Collection entries
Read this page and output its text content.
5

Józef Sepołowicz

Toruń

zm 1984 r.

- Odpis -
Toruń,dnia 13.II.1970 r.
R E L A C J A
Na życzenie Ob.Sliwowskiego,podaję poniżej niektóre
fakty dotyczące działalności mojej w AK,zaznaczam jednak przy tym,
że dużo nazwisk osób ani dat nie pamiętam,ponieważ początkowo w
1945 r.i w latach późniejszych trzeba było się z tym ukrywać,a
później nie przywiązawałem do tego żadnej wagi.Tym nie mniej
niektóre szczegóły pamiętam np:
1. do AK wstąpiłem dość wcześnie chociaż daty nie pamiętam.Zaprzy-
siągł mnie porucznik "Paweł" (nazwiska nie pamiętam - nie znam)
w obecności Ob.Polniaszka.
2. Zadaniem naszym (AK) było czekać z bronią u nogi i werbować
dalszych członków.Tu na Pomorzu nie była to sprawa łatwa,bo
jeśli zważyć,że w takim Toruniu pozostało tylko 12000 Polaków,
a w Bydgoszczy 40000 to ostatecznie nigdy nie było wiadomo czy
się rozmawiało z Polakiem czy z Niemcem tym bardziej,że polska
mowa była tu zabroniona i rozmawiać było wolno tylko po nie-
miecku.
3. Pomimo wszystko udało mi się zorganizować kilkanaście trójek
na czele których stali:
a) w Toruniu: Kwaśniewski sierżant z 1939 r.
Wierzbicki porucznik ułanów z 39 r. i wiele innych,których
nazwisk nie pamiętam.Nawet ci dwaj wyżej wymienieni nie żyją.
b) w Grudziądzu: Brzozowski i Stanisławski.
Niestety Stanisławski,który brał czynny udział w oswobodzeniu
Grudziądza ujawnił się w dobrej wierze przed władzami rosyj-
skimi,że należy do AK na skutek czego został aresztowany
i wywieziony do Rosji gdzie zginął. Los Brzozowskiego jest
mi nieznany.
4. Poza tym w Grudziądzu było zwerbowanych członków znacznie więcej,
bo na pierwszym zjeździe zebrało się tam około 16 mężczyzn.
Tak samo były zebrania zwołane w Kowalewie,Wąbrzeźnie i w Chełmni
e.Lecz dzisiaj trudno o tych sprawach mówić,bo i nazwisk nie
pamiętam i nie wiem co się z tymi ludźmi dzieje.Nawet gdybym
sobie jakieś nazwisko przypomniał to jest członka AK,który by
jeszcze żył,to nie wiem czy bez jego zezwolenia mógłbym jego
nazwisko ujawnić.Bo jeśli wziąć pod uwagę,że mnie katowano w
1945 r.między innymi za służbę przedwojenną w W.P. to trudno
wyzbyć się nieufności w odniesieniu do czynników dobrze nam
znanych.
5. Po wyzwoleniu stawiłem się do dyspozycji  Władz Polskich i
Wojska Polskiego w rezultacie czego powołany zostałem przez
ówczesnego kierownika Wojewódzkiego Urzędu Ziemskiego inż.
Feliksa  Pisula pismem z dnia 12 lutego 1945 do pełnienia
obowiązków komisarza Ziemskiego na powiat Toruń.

WRITTEN PROBLEM:
Each record above should be output again exactly.

RESPONSE TO THE TASK:
Read this page and output its text content.
5

Józef Sepołowicz

Toruń

zm 1984 r.

- Odpis -
Toruń,dnia 13.II.1970 r.
R E L A C J A
Na życzenie Ob.Sliwowskiego,podaję poniżej niektóre
fakty dotyczące działalności mojej w AK,zaznaczam jednak przy tym,
że dużo nazwisk osób ani dat nie pamiętam,ponieważ początkowo w
1945 r.i w latach późniejszych trzeba było się z tym ukrywać,a
później nie przywiązawałem do tego żadnej wagi.Tym nie mniej
niektóre szczegóły pamiętam np:
1. do AK wstąpiłem dość wcześnie chociaż daty nie pamiętam.Zaprzy-
siągł mnie porucznik "Paweł" (nazwiska nie pamiętam - nie znam)
w obecności Ob.Polniaszka.
2. Zadaniem naszym (AK) było czekać z bronią u nogi i werbować
dalszych członków.Tu na Pomorzu nie była to sprawa łatwa,bo
jeśli zważyć,że w takim Toruniu pozostało tylko 12000 Polaków,
a w Bydgoszczy 40000 to ostatecznie nigdy nie było wiadomo czy
się rozmawiało z Polakiem czy z Niemcem tym bardziej,że polska
mowa była tu zabroniona i rozmawiać było wolno tylko po nie-
miecku.
3. Pomimo wszystko udało mi się zorganizować kilkanaście trójek
na czele których stali:
a) w Toruniu: Kwaśniewski sierżant z 1939 r.
Wierzbicki porucznik ułanów z 39 r. i wiele innych,których
nazwisk nie pamiętam.Nawet ci dwaj wyżej wymienieni nie żyją.
b) w Grudziądzu: Brzozowski i Stanisławski.
Niestety Stanisławski,który brał czynny udział w oswobodzeniu
Grudziądza ujawnił się w dobrej wierze przed władzami rosyj-
skimi,że należy do AK na skutek czego został aresztowany
i wywieziony do Rosji gdzie zginął. Los Brzozowskiego jest
mi nieznany.
4. Poza tym w Grudziądzu było zwerbowanych członków znacznie więcej,
bo na pierwszym zjeździe zebrało się tam około 16 mężczyzn.
Tak samo były zebrania zwołane w Kowalewie,Wąbrzeźnie i w Chełmni
e.Lecz dzisiaj trudno o tych sprawach mówić,bo i nazwisk nie
pamiętam i nie wiem co się z tymi ludźmi dzieje.Nawet gdybym
sobie jakieś nazwisko przypomniał to jest członka AK,który by
jeszcze żył,to nie wiem czy bez jego zezwolenia mógłbym jego
nazwisko ujawnić.Bo jeśli wziąć pod uwagę,że mnie katowano w
1945 r.między innymi za służbę przedwojenną w W.P. to trudno
wyzbyć się nieufności w odniesieniu do czynników dobrze nam
znanych.
5. Po wyzwoleniu stawiłem się do dyspozycji  Władz Polskich i
Wojska Polskiego w rezultacie czego powołany zostałem przez
ówczesnego kierownika Wojewódzkiego Urzędu Ziemskiego inż.
Feliksa  Pisula pismem z dnia 12 lutego 1945 do pełnienia
obowiązków komisarza Ziemskiego na powiat Toruń.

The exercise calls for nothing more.